### Texto citado
Nesse sentido, a presente proposta de trabalho apresentou como objetivo construir uma proposta teórico-metodológica para o ensino de filosofia com base num processo interativo, que possibilitasse os sujeitos, mediante uma comunicação simbolicamente mediada, construir suas identidades num processo de formação interdependente. Dessa forma, seria possível construir valores, normas, conhecimentos, racionalmente validados, frutos de elaboração conjunta, participativa. Tal metodologia seria orientada numa perspectiva onde se observasse a identificação, problematização e busca por soluções de problemas com base em estudos da tradição filosófica e sua devida contextualização. Seguindo Habermas, no agir comunicativo, a socialização, a linguagem, além da função primordial de promover o entendimento, são responsáveis pela coordenação das atividades orientadas racionalmente, que envolve diferentes sujeitos, em diferentes etapas de interação. No entanto, encontra na Psicologia Social os fundamentos necessários para compreender e propor uma nova forma de agir de pensar, com um viés crítico e reflexivo, que possa conduzir o homem e a sociedade na direção de um mundo emancipado.

### Informações extraídas
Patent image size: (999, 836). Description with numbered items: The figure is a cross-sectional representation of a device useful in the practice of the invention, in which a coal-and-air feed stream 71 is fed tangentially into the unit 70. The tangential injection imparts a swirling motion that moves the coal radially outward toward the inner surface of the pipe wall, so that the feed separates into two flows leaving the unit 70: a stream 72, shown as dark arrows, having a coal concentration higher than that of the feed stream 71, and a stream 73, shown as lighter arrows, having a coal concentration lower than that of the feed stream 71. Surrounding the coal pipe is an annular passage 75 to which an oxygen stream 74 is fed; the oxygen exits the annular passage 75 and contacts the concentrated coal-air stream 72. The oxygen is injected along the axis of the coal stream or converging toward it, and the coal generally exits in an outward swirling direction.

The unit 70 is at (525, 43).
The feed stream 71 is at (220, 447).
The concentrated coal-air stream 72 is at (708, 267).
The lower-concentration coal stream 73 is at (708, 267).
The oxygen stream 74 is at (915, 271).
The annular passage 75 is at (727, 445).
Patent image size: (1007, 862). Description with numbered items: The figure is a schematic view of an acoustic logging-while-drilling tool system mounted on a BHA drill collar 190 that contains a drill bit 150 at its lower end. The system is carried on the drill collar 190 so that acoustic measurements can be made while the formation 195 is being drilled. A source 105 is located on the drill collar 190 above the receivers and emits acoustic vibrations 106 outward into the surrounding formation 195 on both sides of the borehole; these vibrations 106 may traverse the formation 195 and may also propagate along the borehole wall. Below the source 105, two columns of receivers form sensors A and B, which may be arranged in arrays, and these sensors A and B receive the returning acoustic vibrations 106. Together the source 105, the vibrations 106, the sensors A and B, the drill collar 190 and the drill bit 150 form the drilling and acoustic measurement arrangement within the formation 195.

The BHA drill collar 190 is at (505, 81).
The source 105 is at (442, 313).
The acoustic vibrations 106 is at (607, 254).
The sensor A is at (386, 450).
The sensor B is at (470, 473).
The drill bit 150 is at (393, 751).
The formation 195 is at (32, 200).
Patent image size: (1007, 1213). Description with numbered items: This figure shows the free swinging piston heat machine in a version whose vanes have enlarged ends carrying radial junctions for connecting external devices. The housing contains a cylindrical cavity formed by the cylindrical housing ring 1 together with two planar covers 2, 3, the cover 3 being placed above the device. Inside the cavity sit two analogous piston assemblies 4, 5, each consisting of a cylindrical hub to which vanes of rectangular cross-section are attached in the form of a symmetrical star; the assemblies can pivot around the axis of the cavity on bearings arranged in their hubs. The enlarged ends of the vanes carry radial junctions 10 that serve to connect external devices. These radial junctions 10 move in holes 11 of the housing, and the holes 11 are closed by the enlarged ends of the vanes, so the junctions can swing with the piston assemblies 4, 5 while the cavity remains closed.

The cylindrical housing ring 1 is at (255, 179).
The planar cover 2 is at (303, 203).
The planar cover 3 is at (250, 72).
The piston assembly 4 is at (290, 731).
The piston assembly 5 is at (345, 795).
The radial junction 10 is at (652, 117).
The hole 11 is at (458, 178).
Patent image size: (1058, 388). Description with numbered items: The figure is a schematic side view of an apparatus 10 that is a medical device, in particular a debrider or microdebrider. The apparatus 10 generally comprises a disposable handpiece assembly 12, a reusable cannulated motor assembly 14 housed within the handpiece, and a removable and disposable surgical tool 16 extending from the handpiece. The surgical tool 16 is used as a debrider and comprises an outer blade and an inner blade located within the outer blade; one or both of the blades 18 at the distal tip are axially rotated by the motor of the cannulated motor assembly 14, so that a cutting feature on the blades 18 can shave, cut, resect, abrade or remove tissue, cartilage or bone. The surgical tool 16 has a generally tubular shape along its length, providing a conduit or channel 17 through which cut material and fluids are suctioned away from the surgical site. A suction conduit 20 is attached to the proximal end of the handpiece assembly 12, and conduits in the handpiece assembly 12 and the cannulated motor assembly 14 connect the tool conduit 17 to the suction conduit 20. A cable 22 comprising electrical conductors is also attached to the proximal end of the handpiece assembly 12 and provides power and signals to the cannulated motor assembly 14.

### Exercícios
**A)** Resuma em duas frases o texto sobre a proposta para o ensino de filosofia.
**B)** Prossiga com o texto sobre o ensino de filosofia a partir do ponto em que ele termina.

### Respostas por tarefa
**A)** A proposta teve como objetivo construir uma abordagem teórico-metodológica para o ensino de filosofia, baseada num processo interativo em que os sujeitos, por meio de uma comunicação simbolicamente mediada, constroem suas identidades de forma interdependente e elaboram em conjunto valores, normas e conhecimentos racionalmente validados. Essa metodologia se orientaria pela identificação, problematização e busca de soluções de problemas com base em estudos da tradição filosófica e em sua contextualização, considerando, segundo Habermas, que no agir comunicativo a linguagem promove o entendimento e coordena atividades orientadas racionalmente entre diferentes sujeitos.

**B)**
O trabalho está dividido em 03 (três) partes. A primeira parte apresentará Aspectos do pensamento de Habermas e de Mead e a consequente passagem do paradigma da consciência para o da comunicação intersubjetiva, bem como suas possíveis contribuições para pensar o ensino de Filosofia. A segunda parte ressalta o referencial teórico-metodológico, os instrumentos, a coleta de dados e método a ser utilizado na interpretação das informações coletadas. E a terceira parte corresponde a Ação Educativa desenvolvida na escola, no âmbito das aulas de Filosofia e, por fim, alguns resultados do trabalho de pesquisa.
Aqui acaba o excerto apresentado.